■ **Written problem**
Copy every line that holds "with".

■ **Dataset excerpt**
○ ○ ○ ○

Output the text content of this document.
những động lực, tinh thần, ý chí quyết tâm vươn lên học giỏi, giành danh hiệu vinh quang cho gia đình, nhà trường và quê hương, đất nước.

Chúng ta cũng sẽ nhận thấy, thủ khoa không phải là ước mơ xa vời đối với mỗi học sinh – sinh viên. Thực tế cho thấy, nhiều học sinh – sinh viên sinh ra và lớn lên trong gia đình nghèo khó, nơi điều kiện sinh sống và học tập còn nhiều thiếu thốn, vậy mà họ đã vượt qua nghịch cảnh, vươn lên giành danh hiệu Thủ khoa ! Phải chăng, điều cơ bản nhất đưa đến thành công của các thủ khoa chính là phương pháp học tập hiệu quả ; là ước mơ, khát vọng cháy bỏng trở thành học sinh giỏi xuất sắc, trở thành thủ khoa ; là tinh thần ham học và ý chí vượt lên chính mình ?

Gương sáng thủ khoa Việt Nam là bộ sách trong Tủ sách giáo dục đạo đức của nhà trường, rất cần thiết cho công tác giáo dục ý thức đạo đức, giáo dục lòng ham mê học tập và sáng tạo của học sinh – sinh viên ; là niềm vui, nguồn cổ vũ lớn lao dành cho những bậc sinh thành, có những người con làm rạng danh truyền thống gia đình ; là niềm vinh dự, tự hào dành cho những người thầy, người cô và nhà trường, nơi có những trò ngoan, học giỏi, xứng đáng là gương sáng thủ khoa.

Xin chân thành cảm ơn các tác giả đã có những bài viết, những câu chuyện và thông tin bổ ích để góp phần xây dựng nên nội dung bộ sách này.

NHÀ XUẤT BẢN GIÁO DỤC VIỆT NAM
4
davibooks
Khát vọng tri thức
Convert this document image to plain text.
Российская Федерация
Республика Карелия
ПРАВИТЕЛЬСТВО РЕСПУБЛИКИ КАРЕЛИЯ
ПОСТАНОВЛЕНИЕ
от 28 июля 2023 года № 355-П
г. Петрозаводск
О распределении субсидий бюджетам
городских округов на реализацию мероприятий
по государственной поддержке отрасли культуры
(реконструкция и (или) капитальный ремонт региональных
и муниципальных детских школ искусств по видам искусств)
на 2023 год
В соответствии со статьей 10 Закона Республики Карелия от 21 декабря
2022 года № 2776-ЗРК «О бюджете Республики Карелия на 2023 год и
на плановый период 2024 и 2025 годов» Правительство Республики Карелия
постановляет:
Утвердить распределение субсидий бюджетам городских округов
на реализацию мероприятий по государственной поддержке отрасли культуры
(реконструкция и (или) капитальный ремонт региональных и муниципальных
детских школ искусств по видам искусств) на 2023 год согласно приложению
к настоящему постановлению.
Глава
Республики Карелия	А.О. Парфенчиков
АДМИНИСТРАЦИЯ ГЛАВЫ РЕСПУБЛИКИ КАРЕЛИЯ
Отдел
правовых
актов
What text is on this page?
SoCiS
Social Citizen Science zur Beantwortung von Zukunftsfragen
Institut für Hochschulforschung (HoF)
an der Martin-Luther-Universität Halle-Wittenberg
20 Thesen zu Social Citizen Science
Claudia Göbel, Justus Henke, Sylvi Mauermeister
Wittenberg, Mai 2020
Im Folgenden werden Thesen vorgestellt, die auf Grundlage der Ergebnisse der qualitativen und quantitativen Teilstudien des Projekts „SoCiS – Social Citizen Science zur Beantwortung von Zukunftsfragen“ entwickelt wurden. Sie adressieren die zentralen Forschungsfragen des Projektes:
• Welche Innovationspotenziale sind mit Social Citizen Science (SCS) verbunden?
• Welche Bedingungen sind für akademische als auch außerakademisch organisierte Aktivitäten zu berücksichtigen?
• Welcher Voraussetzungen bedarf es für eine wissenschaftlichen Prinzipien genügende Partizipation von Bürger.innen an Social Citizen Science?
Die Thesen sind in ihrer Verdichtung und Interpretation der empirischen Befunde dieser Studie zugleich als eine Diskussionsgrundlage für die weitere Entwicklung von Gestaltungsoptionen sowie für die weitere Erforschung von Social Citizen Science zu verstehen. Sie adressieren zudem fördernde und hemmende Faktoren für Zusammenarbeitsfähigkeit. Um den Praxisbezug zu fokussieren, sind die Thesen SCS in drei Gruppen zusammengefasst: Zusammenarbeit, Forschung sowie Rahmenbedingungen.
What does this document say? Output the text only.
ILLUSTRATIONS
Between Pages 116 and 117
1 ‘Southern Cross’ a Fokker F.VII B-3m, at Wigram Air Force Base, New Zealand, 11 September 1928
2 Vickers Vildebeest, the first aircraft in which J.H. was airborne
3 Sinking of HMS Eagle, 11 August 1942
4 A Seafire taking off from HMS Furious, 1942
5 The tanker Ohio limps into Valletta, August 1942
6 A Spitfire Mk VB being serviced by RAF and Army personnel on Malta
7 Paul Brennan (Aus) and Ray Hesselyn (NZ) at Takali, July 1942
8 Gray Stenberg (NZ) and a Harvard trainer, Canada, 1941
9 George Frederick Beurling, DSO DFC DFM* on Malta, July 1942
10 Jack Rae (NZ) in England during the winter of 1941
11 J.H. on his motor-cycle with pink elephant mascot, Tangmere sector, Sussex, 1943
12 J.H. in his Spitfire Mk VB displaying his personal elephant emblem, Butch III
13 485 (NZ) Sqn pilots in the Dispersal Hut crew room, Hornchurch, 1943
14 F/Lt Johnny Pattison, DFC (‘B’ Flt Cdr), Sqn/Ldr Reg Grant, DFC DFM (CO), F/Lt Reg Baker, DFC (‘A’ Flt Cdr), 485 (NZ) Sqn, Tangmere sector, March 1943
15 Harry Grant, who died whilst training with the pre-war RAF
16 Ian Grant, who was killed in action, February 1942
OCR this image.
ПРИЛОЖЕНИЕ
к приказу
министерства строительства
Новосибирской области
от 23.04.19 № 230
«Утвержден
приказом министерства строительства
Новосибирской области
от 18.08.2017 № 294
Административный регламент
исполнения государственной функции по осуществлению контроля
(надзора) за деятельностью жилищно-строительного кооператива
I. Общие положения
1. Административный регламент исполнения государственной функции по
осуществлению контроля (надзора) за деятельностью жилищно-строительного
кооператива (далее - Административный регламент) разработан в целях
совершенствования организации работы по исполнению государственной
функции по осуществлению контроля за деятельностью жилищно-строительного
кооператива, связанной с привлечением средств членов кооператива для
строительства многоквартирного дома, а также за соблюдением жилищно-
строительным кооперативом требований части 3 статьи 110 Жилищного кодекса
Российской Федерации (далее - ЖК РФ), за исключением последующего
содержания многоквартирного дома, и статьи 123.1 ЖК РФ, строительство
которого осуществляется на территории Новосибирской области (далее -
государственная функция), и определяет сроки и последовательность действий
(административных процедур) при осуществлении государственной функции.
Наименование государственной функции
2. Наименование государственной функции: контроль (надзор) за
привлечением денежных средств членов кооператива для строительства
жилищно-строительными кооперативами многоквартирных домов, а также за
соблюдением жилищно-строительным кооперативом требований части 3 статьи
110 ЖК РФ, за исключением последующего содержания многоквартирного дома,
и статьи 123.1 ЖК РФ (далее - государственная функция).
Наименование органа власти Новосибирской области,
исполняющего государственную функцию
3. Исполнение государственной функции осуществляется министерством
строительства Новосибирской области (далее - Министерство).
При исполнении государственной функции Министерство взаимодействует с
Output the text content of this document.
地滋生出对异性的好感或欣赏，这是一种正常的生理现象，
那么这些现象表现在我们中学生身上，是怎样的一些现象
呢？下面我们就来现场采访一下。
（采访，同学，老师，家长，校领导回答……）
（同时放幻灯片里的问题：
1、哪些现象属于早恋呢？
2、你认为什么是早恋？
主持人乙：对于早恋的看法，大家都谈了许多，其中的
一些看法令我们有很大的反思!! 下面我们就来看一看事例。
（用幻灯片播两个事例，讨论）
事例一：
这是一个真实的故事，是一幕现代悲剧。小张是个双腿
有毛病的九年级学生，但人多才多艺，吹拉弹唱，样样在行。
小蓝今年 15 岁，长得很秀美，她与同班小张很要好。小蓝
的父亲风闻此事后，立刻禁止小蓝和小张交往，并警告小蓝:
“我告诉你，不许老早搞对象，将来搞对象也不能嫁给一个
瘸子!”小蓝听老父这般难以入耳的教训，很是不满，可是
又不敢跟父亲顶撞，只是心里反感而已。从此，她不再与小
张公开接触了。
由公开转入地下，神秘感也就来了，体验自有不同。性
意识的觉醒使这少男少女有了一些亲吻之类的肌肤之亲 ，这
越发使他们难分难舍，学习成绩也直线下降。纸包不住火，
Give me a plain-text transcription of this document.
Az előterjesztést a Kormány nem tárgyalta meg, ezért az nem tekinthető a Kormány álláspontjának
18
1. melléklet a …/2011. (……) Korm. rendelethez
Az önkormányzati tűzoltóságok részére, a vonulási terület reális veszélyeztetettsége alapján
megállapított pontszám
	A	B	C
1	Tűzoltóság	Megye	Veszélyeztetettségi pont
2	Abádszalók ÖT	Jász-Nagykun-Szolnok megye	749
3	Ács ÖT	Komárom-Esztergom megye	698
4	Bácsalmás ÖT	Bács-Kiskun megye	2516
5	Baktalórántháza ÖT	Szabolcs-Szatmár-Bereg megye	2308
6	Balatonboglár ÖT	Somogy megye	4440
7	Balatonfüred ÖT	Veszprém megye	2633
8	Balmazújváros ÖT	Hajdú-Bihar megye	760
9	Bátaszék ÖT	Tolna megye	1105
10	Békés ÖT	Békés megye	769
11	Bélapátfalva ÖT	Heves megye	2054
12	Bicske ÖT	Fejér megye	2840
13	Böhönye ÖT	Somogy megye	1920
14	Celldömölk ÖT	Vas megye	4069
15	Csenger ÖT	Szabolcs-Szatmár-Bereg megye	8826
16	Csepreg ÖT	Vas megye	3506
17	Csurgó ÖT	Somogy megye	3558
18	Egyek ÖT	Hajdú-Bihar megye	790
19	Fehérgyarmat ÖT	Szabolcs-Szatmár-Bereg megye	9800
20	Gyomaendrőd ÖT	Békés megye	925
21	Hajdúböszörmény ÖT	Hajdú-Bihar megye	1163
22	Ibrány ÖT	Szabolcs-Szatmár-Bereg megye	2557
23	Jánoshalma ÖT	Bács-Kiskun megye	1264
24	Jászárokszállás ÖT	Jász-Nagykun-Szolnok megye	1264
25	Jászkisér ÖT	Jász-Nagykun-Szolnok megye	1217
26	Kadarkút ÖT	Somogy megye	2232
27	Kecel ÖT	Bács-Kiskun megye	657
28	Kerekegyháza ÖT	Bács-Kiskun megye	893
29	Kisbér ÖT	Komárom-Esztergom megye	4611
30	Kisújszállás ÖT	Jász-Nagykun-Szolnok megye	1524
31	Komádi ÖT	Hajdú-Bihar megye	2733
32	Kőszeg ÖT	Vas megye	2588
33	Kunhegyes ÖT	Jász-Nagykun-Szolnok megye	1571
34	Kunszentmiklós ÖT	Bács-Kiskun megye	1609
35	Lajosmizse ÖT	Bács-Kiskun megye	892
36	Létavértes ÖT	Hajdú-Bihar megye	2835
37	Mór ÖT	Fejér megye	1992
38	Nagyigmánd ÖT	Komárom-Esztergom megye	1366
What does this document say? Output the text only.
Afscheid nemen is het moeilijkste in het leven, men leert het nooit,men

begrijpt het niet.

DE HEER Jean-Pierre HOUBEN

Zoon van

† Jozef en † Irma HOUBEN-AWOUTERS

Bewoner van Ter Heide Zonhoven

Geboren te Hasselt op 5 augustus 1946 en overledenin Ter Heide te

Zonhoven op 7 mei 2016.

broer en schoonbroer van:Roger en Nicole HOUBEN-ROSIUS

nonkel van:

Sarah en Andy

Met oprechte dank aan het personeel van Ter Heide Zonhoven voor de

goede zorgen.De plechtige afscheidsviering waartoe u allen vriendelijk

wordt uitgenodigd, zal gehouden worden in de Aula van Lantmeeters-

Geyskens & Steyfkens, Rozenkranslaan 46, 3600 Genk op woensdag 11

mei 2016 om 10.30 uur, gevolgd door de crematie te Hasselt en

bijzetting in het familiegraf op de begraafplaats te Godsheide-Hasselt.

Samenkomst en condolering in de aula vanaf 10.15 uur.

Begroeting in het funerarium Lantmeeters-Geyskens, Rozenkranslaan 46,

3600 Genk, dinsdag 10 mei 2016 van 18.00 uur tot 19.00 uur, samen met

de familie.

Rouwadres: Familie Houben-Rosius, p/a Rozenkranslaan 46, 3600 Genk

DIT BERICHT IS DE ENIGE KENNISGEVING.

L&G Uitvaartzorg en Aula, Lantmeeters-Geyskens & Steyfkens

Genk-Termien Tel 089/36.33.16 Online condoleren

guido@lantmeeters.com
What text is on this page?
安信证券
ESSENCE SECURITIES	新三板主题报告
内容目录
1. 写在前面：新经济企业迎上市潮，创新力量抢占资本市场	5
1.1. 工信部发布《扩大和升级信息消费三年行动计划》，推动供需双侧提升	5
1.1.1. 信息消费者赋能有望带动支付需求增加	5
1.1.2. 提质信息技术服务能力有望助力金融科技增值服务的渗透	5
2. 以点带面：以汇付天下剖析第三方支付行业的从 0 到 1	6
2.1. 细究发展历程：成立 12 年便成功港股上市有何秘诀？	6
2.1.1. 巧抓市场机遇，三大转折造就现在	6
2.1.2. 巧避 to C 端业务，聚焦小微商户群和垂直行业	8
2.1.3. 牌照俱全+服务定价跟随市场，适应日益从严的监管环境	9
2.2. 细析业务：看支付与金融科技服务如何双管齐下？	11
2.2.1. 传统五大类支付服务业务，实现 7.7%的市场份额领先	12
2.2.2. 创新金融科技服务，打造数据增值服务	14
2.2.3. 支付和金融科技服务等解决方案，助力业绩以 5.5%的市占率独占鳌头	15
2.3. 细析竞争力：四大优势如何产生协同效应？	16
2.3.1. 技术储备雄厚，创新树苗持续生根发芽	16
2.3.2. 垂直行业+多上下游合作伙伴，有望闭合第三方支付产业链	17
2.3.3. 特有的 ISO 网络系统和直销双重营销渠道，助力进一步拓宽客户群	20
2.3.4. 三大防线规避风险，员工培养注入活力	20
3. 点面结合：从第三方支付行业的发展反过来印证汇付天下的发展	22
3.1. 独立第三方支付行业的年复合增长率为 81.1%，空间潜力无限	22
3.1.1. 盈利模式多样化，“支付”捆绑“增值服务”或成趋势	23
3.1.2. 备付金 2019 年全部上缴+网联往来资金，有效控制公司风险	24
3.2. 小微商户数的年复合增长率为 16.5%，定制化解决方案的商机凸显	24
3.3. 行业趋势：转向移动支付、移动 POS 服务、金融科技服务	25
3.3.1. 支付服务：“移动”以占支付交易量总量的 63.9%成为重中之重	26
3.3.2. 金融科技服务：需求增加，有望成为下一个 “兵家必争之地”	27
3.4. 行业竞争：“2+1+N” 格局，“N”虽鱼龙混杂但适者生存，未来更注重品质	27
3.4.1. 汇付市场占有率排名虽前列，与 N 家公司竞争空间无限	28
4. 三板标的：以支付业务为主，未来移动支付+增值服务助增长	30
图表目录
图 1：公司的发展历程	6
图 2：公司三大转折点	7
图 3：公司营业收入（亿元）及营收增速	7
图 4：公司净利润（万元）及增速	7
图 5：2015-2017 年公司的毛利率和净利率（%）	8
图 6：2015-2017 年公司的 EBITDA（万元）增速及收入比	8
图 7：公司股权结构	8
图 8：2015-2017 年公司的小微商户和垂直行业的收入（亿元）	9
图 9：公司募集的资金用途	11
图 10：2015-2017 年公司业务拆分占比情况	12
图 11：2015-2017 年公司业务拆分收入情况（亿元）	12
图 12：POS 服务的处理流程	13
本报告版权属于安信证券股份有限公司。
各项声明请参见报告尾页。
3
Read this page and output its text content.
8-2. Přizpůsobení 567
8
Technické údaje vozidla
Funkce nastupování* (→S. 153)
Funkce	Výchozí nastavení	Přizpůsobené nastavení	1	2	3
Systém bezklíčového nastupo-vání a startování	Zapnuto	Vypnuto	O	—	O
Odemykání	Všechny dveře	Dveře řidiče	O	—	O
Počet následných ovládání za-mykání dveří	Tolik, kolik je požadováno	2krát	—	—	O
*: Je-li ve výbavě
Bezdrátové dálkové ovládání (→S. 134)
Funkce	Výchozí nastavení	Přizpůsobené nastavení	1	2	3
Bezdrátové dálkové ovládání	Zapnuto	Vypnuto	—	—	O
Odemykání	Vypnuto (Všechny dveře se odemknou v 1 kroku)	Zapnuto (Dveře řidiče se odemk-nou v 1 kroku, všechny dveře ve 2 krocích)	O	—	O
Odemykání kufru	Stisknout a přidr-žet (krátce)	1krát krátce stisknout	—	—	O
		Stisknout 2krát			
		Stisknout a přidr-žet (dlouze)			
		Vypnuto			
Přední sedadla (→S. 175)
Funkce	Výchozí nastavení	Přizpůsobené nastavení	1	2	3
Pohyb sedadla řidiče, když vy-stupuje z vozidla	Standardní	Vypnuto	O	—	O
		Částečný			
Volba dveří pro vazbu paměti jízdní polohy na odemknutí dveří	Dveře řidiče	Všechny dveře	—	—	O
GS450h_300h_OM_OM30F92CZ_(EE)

○ ○ ○ ○

■ **Response to this task**
11 J.H. on his motor-cycle with pink elephant mascot, Tangmere sector, Sussex, 1943
15 Harry Grant, who died whilst training with the pre-war RAF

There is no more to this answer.